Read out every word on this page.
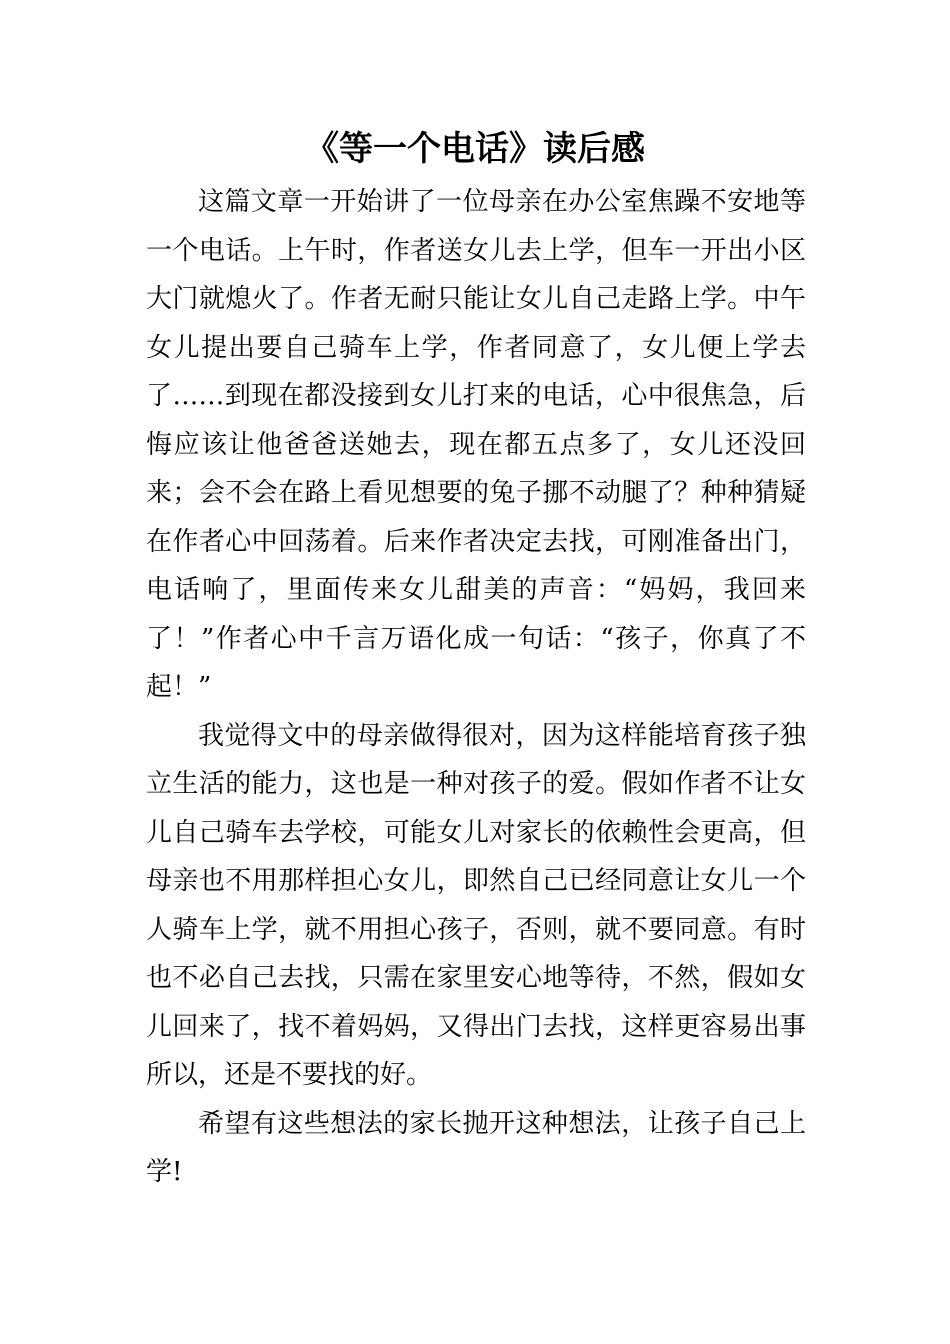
《等一个电话》读后感

这篇文章一开始讲了一位母亲在办公室焦躁不安地等一个电话。上午时，作者送女儿去上学，但车一开出小区大门就熄火了。作者无耐只能让女儿自己走路上学。中午女儿提出要自己骑车上学，作者同意了，女儿便上学去了……到现在都没接到女儿打来的电话，心中很焦急，后悔应该让他爸爸送她去，现在都五点多了，女儿还没回来；会不会在路上看见想要的兔子挪不动腿了？种种猜疑在作者心中回荡着。后来作者决定去找，可刚准备出门，电话响了，里面传来女儿甜美的声音：“妈妈，我回来了！”作者心中千言万语化成一句话：“孩子，你真了不起！”

我觉得文中的母亲做得很对，因为这样能培育孩子独立生活的能力，这也是一种对孩子的爱。假如作者不让女儿自己骑车去学校，可能女儿对家长的依赖性会更高，但母亲也不用那样担心女儿，即然自己已经同意让女儿一个人骑车上学，就不用担心孩子，否则，就不要同意。有时也不必自己去找，只需在家里安心地等待，不然，假如女儿回来了，找不着妈妈，又得出门去找，这样更容易出事所以，还是不要找的好。

希望有这些想法的家长抛开这种想法，让孩子自己上学!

=== What the task asks ===
Make an exact copy of the data above, pictures excluded.

=== Full response ===
Read out every word on this page.
《等一个电话》读后感

这篇文章一开始讲了一位母亲在办公室焦躁不安地等一个电话。上午时，作者送女儿去上学，但车一开出小区大门就熄火了。作者无耐只能让女儿自己走路上学。中午女儿提出要自己骑车上学，作者同意了，女儿便上学去了……到现在都没接到女儿打来的电话，心中很焦急，后悔应该让他爸爸送她去，现在都五点多了，女儿还没回来；会不会在路上看见想要的兔子挪不动腿了？种种猜疑在作者心中回荡着。后来作者决定去找，可刚准备出门，电话响了，里面传来女儿甜美的声音：“妈妈，我回来了！”作者心中千言万语化成一句话：“孩子，你真了不起！”

我觉得文中的母亲做得很对，因为这样能培育孩子独立生活的能力，这也是一种对孩子的爱。假如作者不让女儿自己骑车去学校，可能女儿对家长的依赖性会更高，但母亲也不用那样担心女儿，即然自己已经同意让女儿一个人骑车上学，就不用担心孩子，否则，就不要同意。有时也不必自己去找，只需在家里安心地等待，不然，假如女儿回来了，找不着妈妈，又得出门去找，这样更容易出事所以，还是不要找的好。

希望有这些想法的家长抛开这种想法，让孩子自己上学!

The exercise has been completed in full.